Return all lines with the word "unsupervised" in them.

=====

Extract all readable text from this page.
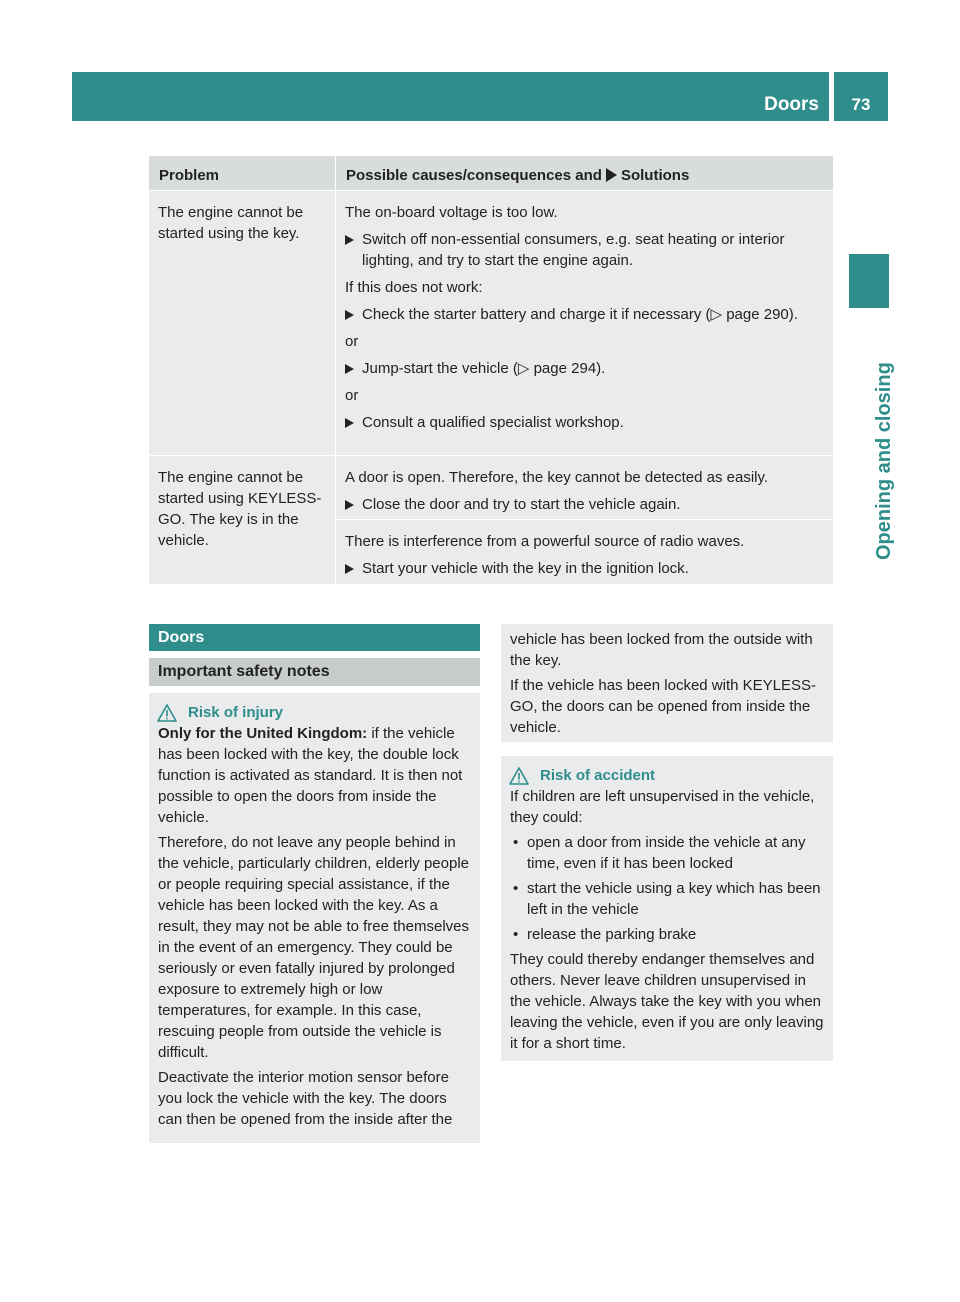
Doors	73
Opening and closing
Problem	Possible causes/consequences and Solutions
The engine cannot be started using the key.
The on-board voltage is too low.
Switch off non-essential consumers, e.g. seat heating or interior lighting, and try to start the engine again.
If this does not work:
Check the starter battery and charge it if necessary (▷ page 290).
or
Jump-start the vehicle (▷ page 294).
or
Consult a qualified specialist workshop.
The engine cannot be started using KEYLESS-GO. The key is in the vehicle.
A door is open. Therefore, the key cannot be detected as easily.
Close the door and try to start the vehicle again.
There is interference from a powerful source of radio waves.
Start your vehicle with the key in the ignition lock.
Doors
Important safety notes
Risk of injury

Only for the United Kingdom: if the vehicle has been locked with the key, the double lock function is activated as standard. It is then not possible to open the doors from inside the vehicle.

Therefore, do not leave any people behind in the vehicle, particularly children, elderly people or people requiring special assistance, if the vehicle has been locked with the key. As a result, they may not be able to free themselves in the event of an emergency. They could be seriously or even fatally injured by prolonged exposure to extremely high or low temperatures, for example. In this case, rescuing people from outside the vehicle is difficult.

Deactivate the interior motion sensor before you lock the vehicle with the key. The doors can then be opened from the inside after the

vehicle has been locked from the outside with the key.

If the vehicle has been locked with KEYLESS-GO, the doors can be opened from inside the vehicle.

Risk of accident

If children are left unsupervised in the vehicle, they could:

• open a door from inside the vehicle at any time, even if it has been locked

• start the vehicle using a key which has been left in the vehicle

• release the parking brake

They could thereby endanger themselves and others. Never leave children unsupervised in the vehicle. Always take the key with you when leaving the vehicle, even if you are only leaving it for a short time.
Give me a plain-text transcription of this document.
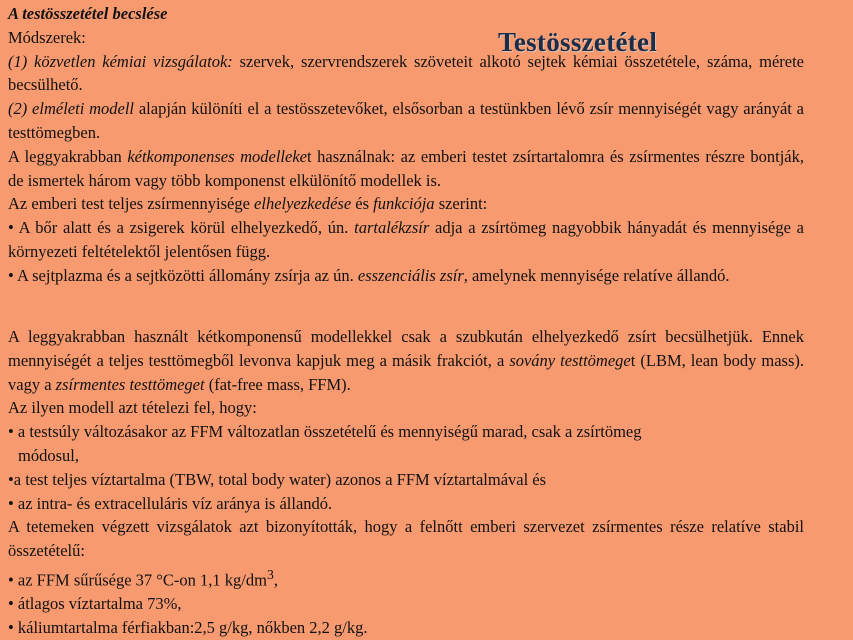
Testösszetétel

A testösszetétel becslése

Módszerek:

(1) közvetlen kémiai vizsgálatok: szervek, szervrendszerek szöveteit alkotó sejtek kémiai összetétele, száma, mérete becsülhető.

(2) elméleti modell alapján különíti el a testösszetevőket, elsősorban a testünkben lévő zsír mennyiségét vagy arányát a testtömegben.

A leggyakrabban kétkomponenses modelleket használnak: az emberi testet zsírtartalomra és zsírmentes részre bontják, de ismertek három vagy több komponenst elkülönítő modellek is.

Az emberi test teljes zsírmennyisége elhelyezkedése és funkciója szerint:

• A bőr alatt és a zsigerek körül elhelyezkedő, ún. tartalékzsír adja a zsírtömeg nagyobbik hányadát és mennyisége a környezeti feltételektől jelentősen függ.

• A sejtplazma és a sejtközötti állomány zsírja az ún. esszenciális zsír, amelynek mennyisége relatíve állandó.

A leggyakrabban használt kétkomponensű modellekkel csak a szubkután elhelyezkedő zsírt becsülhetjük. Ennek mennyiségét a teljes testtömegből levonva kapjuk meg a másik frakciót, a sovány testtömeget (LBM, lean body mass). vagy a zsírmentes testtömeget (fat-free mass, FFM).

Az ilyen modell azt tételezi fel, hogy:

• a testsúly változásakor az FFM változatlan összetételű és mennyiségű marad, csak a zsírtömeg

módosul,

•a test teljes víztartalma (TBW, total body water) azonos a FFM víztartalmával és

• az intra- és extracelluláris víz aránya is állandó.

A tetemeken végzett vizsgálatok azt bizonyították, hogy a felnőtt emberi szervezet zsírmentes része relatíve stabil összetételű:

• az FFM sűrűsége 37 °C-on 1,1 $kg/dm^3$,

• átlagos víztartalma 73%,

• káliumtartalma férfiakban:2,5 g/kg, nőkben 2,2 g/kg.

=====

Exercise answer>
If children are left unsupervised in the vehicle, they could:
They could thereby endanger themselves and others. Never leave children unsupervised in the vehicle. Always take the key with you when leaving the vehicle, even if you are only leaving it for a short time.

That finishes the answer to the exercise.